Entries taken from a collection
━━━━━━━━

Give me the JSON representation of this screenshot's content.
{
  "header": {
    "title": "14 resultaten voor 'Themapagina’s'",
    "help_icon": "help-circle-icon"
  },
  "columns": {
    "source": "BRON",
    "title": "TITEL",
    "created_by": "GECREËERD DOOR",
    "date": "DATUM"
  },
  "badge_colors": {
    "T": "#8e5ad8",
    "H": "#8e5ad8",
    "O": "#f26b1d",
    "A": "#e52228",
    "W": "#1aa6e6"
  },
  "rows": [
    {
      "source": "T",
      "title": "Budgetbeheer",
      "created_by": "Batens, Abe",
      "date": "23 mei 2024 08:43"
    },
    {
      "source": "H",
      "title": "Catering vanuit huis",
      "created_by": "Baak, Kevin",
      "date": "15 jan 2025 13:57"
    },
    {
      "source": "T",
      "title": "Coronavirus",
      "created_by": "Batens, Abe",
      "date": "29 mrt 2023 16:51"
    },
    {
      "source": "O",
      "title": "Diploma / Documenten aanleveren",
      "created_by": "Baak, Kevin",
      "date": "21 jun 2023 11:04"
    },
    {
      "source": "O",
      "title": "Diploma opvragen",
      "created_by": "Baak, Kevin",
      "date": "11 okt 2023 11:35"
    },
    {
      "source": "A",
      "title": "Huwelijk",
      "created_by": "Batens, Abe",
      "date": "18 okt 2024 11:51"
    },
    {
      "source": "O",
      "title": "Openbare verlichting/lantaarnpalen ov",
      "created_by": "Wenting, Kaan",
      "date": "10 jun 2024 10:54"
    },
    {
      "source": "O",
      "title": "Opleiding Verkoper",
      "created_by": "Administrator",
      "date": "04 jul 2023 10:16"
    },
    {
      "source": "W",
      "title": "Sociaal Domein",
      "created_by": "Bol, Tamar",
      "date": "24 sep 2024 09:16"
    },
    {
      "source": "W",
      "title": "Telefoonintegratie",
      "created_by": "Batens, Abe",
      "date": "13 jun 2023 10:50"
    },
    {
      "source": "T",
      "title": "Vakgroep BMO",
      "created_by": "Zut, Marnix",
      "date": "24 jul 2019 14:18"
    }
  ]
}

━━━━━━━━

> **Description of the task**:
The output should be a character-exact copy of all entries.

> **Written response**:
Give me the JSON representation of this screenshot's content.
{
  "header": {
    "title": "14 resultaten voor 'Themapagina’s'",
    "help_icon": "help-circle-icon"
  },
  "columns": {
    "source": "BRON",
    "title": "TITEL",
    "created_by": "GECREËERD DOOR",
    "date": "DATUM"
  },
  "badge_colors": {
    "T": "#8e5ad8",
    "H": "#8e5ad8",
    "O": "#f26b1d",
    "A": "#e52228",
    "W": "#1aa6e6"
  },
  "rows": [
    {
      "source": "T",
      "title": "Budgetbeheer",
      "created_by": "Batens, Abe",
      "date": "23 mei 2024 08:43"
    },
    {
      "source": "H",
      "title": "Catering vanuit huis",
      "created_by": "Baak, Kevin",
      "date": "15 jan 2025 13:57"
    },
    {
      "source": "T",
      "title": "Coronavirus",
      "created_by": "Batens, Abe",
      "date": "29 mrt 2023 16:51"
    },
    {
      "source": "O",
      "title": "Diploma / Documenten aanleveren",
      "created_by": "Baak, Kevin",
      "date": "21 jun 2023 11:04"
    },
    {
      "source": "O",
      "title": "Diploma opvragen",
      "created_by": "Baak, Kevin",
      "date": "11 okt 2023 11:35"
    },
    {
      "source": "A",
      "title": "Huwelijk",
      "created_by": "Batens, Abe",
      "date": "18 okt 2024 11:51"
    },
    {
      "source": "O",
      "title": "Openbare verlichting/lantaarnpalen ov",
      "created_by": "Wenting, Kaan",
      "date": "10 jun 2024 10:54"
    },
    {
      "source": "O",
      "title": "Opleiding Verkoper",
      "created_by": "Administrator",
      "date": "04 jul 2023 10:16"
    },
    {
      "source": "W",
      "title": "Sociaal Domein",
      "created_by": "Bol, Tamar",
      "date": "24 sep 2024 09:16"
    },
    {
      "source": "W",
      "title": "Telefoonintegratie",
      "created_by": "Batens, Abe",
      "date": "13 jun 2023 10:50"
    },
    {
      "source": "T",
      "title": "Vakgroep BMO",
      "created_by": "Zut, Marnix",
      "date": "24 jul 2019 14:18"
    }
  ]
}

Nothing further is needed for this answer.